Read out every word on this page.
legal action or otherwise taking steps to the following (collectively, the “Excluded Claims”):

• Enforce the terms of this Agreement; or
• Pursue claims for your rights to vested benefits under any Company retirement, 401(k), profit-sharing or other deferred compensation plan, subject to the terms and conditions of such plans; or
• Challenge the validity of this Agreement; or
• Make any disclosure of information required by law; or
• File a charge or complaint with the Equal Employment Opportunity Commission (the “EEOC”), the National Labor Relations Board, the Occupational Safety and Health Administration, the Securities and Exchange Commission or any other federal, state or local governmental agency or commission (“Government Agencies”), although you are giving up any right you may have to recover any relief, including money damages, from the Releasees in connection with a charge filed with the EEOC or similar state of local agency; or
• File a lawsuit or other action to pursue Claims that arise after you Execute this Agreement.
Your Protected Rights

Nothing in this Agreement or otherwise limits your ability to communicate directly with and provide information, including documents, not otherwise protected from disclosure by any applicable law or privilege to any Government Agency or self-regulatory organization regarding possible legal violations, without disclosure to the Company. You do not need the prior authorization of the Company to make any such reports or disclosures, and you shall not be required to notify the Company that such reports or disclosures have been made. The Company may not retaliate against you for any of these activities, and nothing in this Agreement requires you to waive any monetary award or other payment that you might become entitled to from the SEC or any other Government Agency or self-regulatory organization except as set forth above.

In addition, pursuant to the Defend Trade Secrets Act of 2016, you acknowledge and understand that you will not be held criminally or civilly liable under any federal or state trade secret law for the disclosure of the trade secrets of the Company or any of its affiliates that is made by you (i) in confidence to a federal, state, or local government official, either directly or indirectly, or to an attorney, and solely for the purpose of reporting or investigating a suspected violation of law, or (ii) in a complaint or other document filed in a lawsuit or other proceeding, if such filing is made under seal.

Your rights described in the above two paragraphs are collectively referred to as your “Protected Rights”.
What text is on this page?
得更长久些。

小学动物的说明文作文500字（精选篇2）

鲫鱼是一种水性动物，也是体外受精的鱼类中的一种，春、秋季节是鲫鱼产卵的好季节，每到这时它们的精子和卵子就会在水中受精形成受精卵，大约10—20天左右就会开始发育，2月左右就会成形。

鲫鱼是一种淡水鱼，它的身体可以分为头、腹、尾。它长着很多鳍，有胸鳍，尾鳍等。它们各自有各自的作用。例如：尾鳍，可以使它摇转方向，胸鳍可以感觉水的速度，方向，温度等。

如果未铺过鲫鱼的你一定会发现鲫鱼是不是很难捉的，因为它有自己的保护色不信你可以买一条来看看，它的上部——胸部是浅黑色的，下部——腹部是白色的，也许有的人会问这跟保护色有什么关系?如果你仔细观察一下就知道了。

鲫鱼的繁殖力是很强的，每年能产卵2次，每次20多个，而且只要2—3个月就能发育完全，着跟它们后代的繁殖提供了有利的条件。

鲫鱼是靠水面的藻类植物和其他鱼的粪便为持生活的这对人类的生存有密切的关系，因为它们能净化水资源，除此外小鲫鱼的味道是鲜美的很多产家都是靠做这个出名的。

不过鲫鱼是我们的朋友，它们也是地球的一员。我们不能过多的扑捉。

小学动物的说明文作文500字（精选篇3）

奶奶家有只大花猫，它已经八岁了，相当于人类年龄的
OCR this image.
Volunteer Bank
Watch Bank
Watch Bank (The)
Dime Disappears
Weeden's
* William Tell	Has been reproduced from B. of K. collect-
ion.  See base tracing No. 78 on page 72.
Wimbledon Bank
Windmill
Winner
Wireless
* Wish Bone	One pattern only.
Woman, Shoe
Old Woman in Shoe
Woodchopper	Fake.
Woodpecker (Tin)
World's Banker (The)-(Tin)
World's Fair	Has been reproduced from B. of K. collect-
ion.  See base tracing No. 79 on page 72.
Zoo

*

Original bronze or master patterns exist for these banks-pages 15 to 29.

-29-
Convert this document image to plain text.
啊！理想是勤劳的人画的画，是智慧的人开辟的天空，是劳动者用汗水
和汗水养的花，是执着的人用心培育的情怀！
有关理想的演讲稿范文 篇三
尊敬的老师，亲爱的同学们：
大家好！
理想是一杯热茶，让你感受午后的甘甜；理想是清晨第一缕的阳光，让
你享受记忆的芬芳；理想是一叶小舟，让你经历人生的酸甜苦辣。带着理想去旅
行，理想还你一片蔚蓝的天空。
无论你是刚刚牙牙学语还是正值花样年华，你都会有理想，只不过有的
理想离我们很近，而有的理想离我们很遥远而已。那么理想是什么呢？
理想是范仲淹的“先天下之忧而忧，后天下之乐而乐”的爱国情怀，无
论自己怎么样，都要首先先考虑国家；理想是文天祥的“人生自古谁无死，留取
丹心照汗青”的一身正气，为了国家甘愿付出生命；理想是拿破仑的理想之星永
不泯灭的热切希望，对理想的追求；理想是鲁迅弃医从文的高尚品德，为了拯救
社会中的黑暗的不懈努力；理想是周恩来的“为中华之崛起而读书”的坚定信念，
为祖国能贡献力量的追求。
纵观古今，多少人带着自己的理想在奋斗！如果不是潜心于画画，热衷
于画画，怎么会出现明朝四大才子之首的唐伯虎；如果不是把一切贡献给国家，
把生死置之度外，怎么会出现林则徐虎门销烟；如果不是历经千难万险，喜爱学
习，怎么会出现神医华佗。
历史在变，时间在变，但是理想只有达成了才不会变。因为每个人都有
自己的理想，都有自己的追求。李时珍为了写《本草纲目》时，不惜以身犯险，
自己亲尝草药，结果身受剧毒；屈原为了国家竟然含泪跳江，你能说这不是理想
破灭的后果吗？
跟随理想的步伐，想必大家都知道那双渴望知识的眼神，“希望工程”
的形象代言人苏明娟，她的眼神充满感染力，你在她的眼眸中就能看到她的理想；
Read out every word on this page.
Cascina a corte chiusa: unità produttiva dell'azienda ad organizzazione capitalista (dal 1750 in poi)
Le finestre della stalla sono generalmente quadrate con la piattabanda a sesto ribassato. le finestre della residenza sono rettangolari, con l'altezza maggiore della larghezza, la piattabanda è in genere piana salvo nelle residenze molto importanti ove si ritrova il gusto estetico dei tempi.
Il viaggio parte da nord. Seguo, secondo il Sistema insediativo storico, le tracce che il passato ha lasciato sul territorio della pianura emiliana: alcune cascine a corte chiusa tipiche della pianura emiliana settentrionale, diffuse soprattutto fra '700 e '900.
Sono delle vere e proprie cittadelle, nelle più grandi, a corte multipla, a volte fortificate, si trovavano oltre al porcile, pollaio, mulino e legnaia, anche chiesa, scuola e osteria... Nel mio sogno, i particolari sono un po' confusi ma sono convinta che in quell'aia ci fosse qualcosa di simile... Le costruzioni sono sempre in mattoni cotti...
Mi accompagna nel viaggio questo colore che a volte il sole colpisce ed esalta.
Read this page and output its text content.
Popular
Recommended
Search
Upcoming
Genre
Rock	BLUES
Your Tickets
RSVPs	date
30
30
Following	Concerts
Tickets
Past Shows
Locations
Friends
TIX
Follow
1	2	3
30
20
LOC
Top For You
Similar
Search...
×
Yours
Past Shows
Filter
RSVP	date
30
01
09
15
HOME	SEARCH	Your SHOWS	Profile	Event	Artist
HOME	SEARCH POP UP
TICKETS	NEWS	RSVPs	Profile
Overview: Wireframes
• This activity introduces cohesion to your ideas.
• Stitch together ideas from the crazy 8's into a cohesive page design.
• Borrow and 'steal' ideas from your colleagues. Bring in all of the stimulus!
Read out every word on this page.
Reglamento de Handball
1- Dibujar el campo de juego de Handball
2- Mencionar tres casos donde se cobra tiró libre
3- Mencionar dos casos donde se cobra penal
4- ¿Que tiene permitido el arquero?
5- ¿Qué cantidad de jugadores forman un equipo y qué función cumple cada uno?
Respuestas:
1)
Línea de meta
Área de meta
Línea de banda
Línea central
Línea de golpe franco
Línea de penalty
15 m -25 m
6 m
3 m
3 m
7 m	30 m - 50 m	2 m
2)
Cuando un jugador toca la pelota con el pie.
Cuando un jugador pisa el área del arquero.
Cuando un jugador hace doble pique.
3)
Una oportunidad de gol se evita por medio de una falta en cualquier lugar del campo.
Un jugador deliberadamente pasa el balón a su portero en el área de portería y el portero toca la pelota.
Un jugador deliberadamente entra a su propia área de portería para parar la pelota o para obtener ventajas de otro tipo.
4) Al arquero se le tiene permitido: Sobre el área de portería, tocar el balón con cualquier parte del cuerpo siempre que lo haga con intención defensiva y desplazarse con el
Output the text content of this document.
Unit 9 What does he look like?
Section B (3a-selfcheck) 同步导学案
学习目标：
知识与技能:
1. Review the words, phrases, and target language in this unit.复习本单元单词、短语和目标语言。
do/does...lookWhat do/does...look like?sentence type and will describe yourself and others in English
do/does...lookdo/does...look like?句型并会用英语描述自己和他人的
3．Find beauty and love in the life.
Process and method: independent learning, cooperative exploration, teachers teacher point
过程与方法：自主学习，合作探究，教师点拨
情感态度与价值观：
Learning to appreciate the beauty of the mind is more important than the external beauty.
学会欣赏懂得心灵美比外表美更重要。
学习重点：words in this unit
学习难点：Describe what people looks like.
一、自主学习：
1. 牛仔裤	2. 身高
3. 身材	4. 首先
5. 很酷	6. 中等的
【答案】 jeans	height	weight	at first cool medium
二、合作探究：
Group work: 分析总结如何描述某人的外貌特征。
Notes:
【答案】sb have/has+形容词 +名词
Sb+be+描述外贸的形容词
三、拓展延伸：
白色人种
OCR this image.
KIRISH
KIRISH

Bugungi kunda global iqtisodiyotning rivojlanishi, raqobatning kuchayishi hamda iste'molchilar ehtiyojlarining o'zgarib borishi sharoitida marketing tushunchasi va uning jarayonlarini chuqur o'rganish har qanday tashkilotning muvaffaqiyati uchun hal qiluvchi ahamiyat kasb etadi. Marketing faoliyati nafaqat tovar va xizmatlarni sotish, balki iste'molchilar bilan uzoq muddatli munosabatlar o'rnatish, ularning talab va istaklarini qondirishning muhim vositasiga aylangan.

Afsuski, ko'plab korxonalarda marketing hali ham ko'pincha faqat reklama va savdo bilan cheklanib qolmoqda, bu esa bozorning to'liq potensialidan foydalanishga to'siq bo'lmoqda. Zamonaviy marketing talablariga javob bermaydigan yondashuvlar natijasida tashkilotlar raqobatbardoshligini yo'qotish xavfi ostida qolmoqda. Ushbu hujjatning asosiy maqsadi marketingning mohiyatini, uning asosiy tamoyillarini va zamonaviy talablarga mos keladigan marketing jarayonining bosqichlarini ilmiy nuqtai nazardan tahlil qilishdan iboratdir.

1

§ The task: Report how many lines in these entries contain "collectively". Answer with the number only.

§ Final answer: 2